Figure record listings
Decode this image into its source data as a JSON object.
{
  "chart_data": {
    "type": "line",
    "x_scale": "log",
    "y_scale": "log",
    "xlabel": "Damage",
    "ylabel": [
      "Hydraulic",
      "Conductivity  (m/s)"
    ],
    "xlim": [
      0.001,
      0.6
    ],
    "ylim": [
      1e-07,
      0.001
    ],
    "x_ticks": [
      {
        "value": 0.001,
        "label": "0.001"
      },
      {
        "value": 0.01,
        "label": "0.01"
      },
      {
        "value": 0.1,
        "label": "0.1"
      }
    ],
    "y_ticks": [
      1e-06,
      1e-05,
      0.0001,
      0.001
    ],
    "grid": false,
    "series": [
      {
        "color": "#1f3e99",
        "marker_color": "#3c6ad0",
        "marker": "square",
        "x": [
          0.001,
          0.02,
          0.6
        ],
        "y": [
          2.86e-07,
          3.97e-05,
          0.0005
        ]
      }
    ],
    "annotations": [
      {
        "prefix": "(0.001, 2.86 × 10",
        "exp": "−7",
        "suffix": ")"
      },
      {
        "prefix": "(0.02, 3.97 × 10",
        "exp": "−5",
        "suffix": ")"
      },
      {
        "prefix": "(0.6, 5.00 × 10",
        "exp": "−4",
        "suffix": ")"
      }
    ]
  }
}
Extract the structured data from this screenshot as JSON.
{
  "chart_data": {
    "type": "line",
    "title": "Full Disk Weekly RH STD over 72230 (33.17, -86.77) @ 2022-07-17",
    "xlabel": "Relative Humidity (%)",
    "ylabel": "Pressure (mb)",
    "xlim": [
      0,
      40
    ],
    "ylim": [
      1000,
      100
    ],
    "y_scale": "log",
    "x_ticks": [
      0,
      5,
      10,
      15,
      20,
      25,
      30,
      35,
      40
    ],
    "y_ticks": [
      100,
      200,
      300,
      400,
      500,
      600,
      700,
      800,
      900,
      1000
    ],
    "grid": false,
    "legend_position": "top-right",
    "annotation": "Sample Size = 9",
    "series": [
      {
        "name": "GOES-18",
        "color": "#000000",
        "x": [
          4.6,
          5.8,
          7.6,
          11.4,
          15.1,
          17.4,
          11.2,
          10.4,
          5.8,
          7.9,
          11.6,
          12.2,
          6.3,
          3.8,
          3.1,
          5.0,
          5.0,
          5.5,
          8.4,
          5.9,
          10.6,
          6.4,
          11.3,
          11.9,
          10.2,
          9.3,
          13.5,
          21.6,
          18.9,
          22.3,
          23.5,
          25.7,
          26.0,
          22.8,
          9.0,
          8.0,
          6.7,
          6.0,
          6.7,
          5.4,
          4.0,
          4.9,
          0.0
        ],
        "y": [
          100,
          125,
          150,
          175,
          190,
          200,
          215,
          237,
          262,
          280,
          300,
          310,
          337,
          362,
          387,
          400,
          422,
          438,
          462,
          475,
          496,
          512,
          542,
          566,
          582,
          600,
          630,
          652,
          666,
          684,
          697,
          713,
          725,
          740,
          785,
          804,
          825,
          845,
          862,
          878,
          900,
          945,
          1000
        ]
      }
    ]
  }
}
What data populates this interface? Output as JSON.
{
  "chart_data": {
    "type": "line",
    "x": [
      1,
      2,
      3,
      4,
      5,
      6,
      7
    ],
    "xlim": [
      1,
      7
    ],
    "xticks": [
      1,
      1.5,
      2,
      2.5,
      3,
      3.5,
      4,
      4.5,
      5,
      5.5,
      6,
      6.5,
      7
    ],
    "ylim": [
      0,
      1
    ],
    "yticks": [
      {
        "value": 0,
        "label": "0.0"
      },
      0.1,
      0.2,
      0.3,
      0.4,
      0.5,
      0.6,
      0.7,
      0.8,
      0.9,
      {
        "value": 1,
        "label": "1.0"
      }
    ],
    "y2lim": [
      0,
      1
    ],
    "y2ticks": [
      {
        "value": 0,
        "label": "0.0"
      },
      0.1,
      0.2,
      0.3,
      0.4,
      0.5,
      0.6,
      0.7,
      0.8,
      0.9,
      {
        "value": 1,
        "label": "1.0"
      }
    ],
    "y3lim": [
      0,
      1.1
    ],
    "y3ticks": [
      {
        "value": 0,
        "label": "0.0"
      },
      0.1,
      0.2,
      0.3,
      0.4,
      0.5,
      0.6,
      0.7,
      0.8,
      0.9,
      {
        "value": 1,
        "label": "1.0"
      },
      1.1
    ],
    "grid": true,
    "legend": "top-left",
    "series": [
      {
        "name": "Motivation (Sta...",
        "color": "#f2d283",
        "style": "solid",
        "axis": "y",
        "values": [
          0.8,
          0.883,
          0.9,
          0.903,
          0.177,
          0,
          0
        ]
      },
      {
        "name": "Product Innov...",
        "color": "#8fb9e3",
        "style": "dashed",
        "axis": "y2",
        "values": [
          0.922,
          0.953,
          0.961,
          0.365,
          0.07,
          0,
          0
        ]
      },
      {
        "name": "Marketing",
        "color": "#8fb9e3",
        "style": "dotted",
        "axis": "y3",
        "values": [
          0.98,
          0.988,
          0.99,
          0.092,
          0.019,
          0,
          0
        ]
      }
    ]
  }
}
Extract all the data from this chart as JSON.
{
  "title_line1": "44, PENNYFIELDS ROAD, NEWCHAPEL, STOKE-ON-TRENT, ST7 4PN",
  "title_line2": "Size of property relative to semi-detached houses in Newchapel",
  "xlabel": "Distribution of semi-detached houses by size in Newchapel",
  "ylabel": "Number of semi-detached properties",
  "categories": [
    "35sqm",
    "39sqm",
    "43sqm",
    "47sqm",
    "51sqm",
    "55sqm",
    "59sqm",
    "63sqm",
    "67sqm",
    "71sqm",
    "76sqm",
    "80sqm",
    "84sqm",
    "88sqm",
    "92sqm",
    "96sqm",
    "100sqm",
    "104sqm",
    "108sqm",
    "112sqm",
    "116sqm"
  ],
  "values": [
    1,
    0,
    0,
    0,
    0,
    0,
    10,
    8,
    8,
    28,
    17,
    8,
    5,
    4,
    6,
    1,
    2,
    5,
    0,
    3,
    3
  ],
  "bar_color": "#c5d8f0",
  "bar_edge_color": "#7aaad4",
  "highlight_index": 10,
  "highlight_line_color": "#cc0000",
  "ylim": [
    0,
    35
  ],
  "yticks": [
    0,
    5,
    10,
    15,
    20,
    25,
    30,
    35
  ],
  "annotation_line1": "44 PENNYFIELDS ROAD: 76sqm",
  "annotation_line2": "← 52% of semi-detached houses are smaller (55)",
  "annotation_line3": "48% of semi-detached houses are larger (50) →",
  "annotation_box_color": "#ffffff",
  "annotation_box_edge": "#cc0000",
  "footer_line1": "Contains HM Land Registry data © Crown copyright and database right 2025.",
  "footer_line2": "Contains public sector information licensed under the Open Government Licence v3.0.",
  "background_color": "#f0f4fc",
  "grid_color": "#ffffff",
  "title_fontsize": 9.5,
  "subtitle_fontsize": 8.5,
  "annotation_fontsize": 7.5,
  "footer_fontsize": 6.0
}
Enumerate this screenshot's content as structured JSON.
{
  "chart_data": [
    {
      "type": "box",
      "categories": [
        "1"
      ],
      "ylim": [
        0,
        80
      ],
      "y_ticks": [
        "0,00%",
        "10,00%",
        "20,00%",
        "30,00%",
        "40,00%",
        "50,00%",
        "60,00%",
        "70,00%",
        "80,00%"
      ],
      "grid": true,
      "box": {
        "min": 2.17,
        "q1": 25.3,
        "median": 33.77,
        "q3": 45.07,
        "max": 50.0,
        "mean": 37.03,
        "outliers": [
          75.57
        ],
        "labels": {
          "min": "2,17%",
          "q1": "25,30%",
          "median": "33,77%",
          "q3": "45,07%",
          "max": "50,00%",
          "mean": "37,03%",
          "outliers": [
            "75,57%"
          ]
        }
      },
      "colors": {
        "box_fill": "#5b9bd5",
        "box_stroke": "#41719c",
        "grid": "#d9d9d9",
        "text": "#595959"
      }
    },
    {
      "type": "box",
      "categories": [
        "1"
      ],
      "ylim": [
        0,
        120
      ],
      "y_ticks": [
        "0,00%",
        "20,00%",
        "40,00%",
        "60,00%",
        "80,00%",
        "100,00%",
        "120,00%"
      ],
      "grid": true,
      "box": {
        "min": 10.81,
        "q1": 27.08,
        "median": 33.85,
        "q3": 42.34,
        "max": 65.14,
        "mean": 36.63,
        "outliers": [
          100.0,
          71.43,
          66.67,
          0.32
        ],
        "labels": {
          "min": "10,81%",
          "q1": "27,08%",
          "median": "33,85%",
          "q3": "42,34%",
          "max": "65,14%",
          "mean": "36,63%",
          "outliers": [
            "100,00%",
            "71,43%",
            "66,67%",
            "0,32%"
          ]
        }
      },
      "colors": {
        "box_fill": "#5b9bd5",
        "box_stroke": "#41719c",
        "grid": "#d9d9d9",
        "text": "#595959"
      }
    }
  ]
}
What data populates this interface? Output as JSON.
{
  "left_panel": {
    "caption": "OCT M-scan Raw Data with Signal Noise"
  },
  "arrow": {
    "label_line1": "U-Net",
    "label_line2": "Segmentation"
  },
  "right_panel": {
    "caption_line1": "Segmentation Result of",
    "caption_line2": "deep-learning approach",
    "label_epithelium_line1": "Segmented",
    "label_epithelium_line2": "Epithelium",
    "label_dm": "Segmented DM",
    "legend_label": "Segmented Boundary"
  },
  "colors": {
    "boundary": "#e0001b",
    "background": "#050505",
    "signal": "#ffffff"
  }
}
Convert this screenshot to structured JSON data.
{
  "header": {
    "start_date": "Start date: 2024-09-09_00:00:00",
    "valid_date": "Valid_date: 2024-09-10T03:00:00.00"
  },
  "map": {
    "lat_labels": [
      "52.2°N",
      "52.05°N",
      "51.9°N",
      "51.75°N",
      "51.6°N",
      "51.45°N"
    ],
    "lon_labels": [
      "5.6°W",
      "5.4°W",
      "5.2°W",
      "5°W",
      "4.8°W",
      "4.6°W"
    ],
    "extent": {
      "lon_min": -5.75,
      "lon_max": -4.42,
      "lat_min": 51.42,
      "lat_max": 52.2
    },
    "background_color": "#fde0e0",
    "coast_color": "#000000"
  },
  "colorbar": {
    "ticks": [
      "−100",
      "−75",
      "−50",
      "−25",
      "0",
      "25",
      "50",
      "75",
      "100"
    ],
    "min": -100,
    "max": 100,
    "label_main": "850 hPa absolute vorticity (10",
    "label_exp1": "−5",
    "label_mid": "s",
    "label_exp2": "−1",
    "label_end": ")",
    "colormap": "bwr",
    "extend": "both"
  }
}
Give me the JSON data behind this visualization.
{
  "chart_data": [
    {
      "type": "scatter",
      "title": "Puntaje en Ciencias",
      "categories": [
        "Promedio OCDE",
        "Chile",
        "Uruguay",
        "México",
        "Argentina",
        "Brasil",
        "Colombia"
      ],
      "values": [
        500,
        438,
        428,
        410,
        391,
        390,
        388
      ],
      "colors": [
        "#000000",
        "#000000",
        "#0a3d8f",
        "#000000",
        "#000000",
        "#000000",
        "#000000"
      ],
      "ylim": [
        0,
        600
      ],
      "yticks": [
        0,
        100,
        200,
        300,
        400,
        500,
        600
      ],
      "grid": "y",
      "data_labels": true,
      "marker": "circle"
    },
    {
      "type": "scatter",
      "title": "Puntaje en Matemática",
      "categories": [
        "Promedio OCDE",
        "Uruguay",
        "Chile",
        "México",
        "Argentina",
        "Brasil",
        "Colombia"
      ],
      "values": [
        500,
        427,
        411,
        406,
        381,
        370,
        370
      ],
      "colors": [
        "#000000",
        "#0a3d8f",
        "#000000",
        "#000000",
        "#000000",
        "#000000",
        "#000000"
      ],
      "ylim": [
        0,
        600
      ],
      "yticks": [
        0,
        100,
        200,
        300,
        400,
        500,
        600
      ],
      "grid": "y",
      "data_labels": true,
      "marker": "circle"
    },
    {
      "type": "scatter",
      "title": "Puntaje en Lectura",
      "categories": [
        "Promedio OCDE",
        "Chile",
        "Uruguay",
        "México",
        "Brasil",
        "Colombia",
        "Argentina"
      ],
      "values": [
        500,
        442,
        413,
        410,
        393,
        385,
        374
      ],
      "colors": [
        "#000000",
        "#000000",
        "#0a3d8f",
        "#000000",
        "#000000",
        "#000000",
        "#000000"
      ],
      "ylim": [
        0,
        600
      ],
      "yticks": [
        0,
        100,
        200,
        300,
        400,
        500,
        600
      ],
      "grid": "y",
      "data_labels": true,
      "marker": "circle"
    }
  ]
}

* Exercise objective
Give the count of lines in the data shown above that contain "Extract", and nothing else.

* Full response
2